(Data records)
┄┄┄┄┄┄┄┄┄┄┄┄┄┄┄┄┄┄┄┄
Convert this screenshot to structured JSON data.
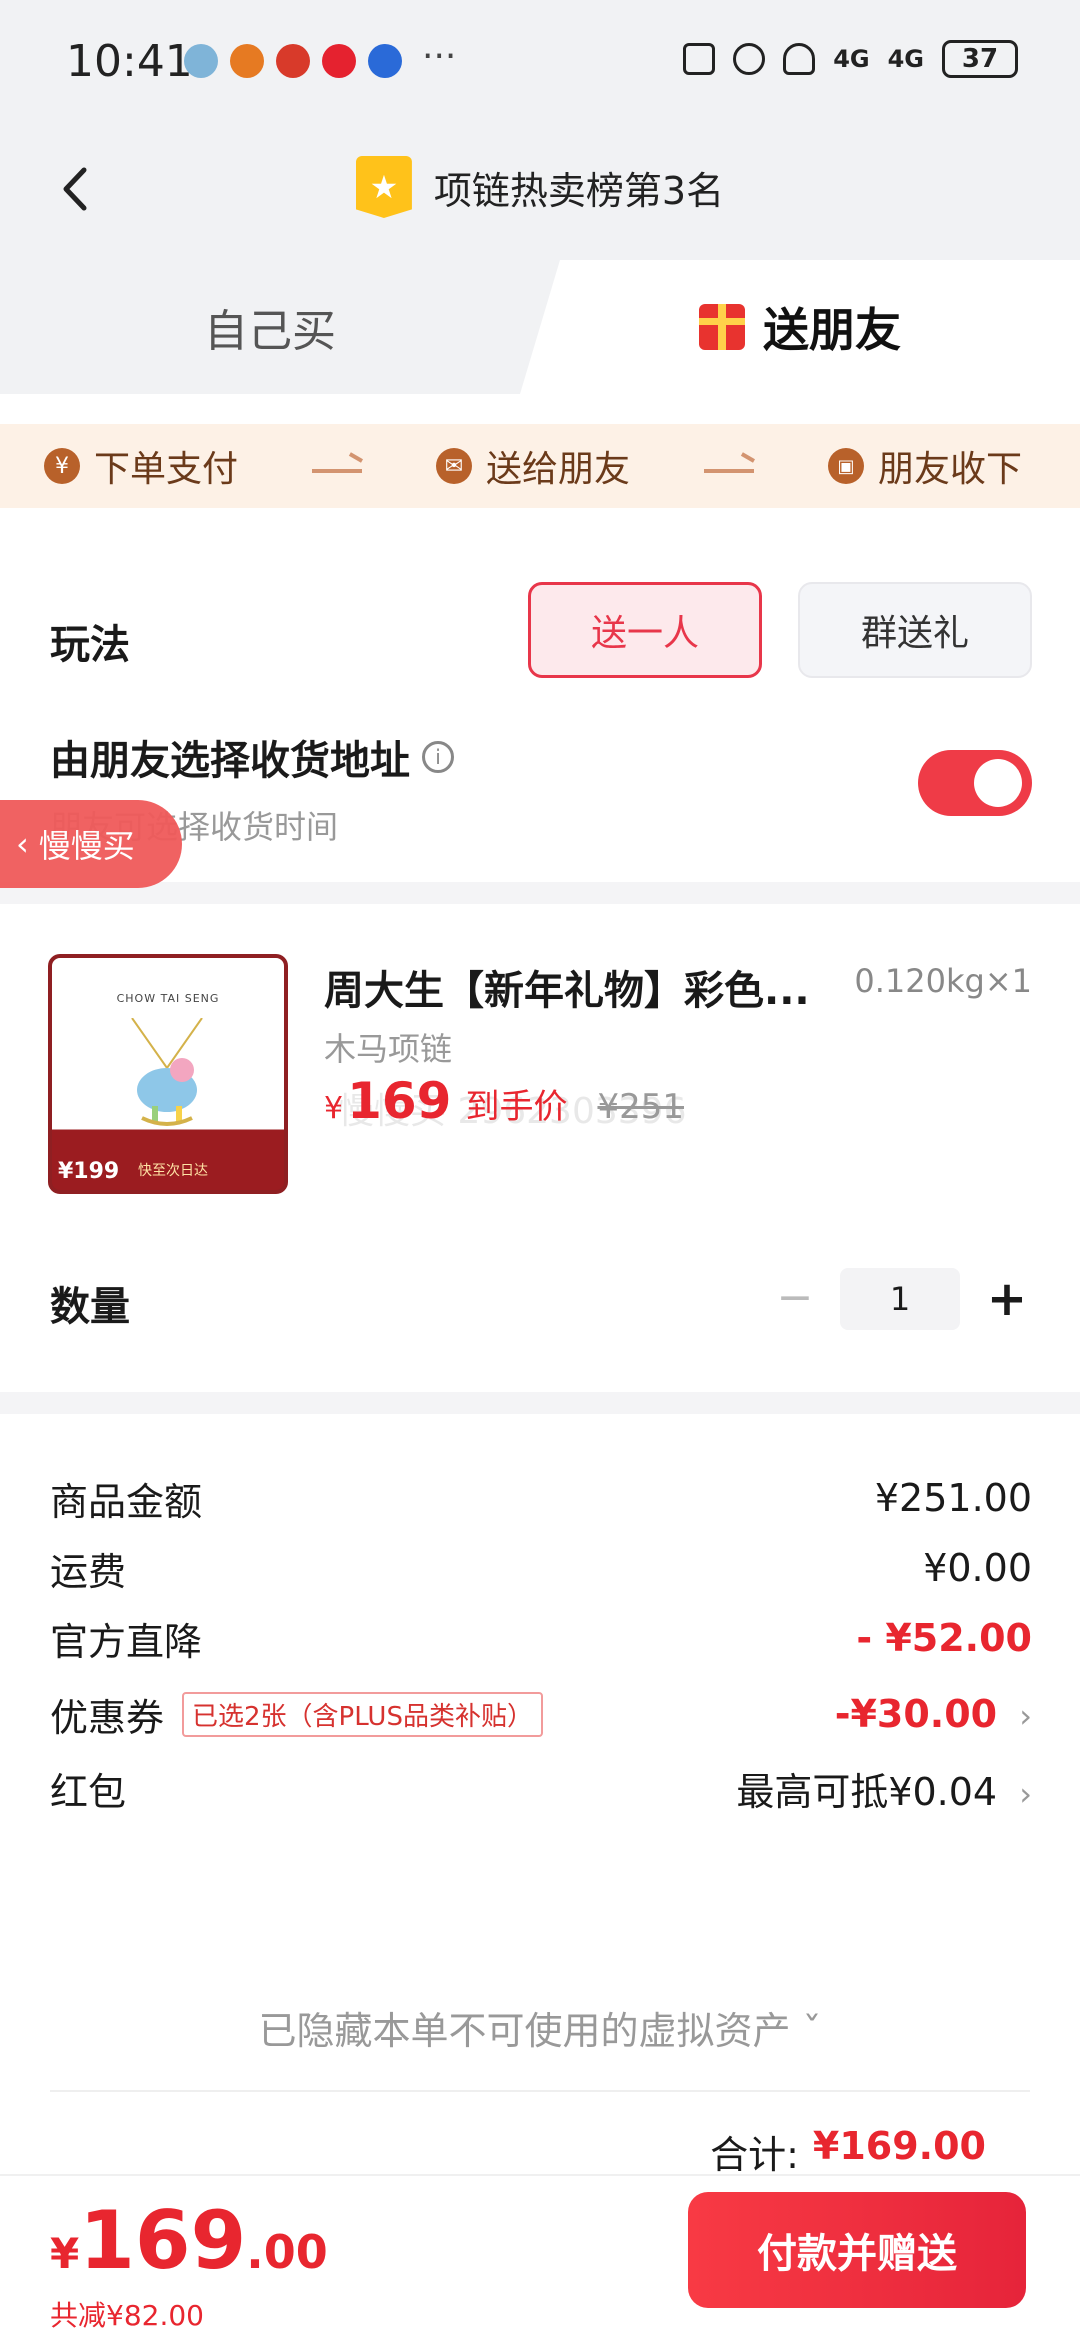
{
  "status_bar": {
    "time": "10:41",
    "more": "···",
    "signal_1": "4G",
    "signal_2": "4G",
    "battery": "37"
  },
  "header": {
    "title": "项链热卖榜第3名",
    "badge_icon": "star-icon"
  },
  "tabs": {
    "self": "自己买",
    "friend": "送朋友"
  },
  "steps": [
    {
      "icon": "¥",
      "label": "下单支付"
    },
    {
      "icon": "✉",
      "label": "送给朋友"
    },
    {
      "icon": "🎁",
      "label": "朋友收下"
    }
  ],
  "play": {
    "label": "玩法",
    "option_single": "送一人",
    "option_group": "群送礼",
    "address_label": "由朋友选择收货地址",
    "address_sub": "朋友可选择收货时间",
    "toggle_on": true
  },
  "float_buy": "慢慢买",
  "product": {
    "name": "周大生【新年礼物】彩色...",
    "weight": "0.120kg×1",
    "spec": "木马项链",
    "price_currency": "¥",
    "price": "169",
    "price_tag": "到手价",
    "original_price": "¥251",
    "watermark": "慢慢买 2962303396",
    "image": {
      "brand": "CHOW TAI SENG",
      "badge_price": "¥199",
      "badge_text": "快至次日达"
    }
  },
  "quantity": {
    "label": "数量",
    "value": "1",
    "minus": "−",
    "plus": "+"
  },
  "fees": {
    "goods_label": "商品金额",
    "goods_value": "¥251.00",
    "shipping_label": "运费",
    "shipping_value": "¥0.00",
    "discount_label": "官方直降",
    "discount_value": "- ¥52.00",
    "coupon_label": "优惠券",
    "coupon_tag": "已选2张（含PLUS品类补贴）",
    "coupon_value": "-¥30.00",
    "redpacket_label": "红包",
    "redpacket_value": "最高可抵¥0.04",
    "hidden_assets": "已隐藏本单不可使用的虚拟资产 ˇ",
    "total_label": "合计:",
    "total_value": "¥169.00"
  },
  "bottom": {
    "currency": "¥",
    "price_int": "169",
    "price_dec": ".00",
    "saved": "共减¥82.00",
    "pay_button": "付款并赠送"
  },
  "colors": {
    "accent_red": "#e8262f",
    "toggle_red": "#ef3b47",
    "step_bg": "#fdf1e6"
  }
}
┄┄┄┄┄┄┄┄┄┄┄┄┄┄┄┄┄┄┄┄
> **Task objective**
Reproduce the full listing faithfully, but do not carry over any pictures.

> **Reply**
Convert this screenshot to structured JSON data.
{
  "status_bar": {
    "time": "10:41",
    "more": "···",
    "signal_1": "4G",
    "signal_2": "4G",
    "battery": "37"
  },
  "header": {
    "title": "项链热卖榜第3名",
    "badge_icon": "star-icon"
  },
  "tabs": {
    "self": "自己买",
    "friend": "送朋友"
  },
  "steps": [
    {
      "icon": "¥",
      "label": "下单支付"
    },
    {
      "icon": "✉",
      "label": "送给朋友"
    },
    {
      "icon": "🎁",
      "label": "朋友收下"
    }
  ],
  "play": {
    "label": "玩法",
    "option_single": "送一人",
    "option_group": "群送礼",
    "address_label": "由朋友选择收货地址",
    "address_sub": "朋友可选择收货时间",
    "toggle_on": true
  },
  "float_buy": "慢慢买",
  "product": {
    "name": "周大生【新年礼物】彩色...",
    "weight": "0.120kg×1",
    "spec": "木马项链",
    "price_currency": "¥",
    "price": "169",
    "price_tag": "到手价",
    "original_price": "¥251",
    "watermark": "慢慢买 2962303396",
    "image": {
      "brand": "CHOW TAI SENG",
      "badge_price": "¥199",
      "badge_text": "快至次日达"
    }
  },
  "quantity": {
    "label": "数量",
    "value": "1",
    "minus": "−",
    "plus": "+"
  },
  "fees": {
    "goods_label": "商品金额",
    "goods_value": "¥251.00",
    "shipping_label": "运费",
    "shipping_value": "¥0.00",
    "discount_label": "官方直降",
    "discount_value": "- ¥52.00",
    "coupon_label": "优惠券",
    "coupon_tag": "已选2张（含PLUS品类补贴）",
    "coupon_value": "-¥30.00",
    "redpacket_label": "红包",
    "redpacket_value": "最高可抵¥0.04",
    "hidden_assets": "已隐藏本单不可使用的虚拟资产 ˇ",
    "total_label": "合计:",
    "total_value": "¥169.00"
  },
  "bottom": {
    "currency": "¥",
    "price_int": "169",
    "price_dec": ".00",
    "saved": "共减¥82.00",
    "pay_button": "付款并赠送"
  },
  "colors": {
    "accent_red": "#e8262f",
    "toggle_red": "#ef3b47",
    "step_bg": "#fdf1e6"
  }
}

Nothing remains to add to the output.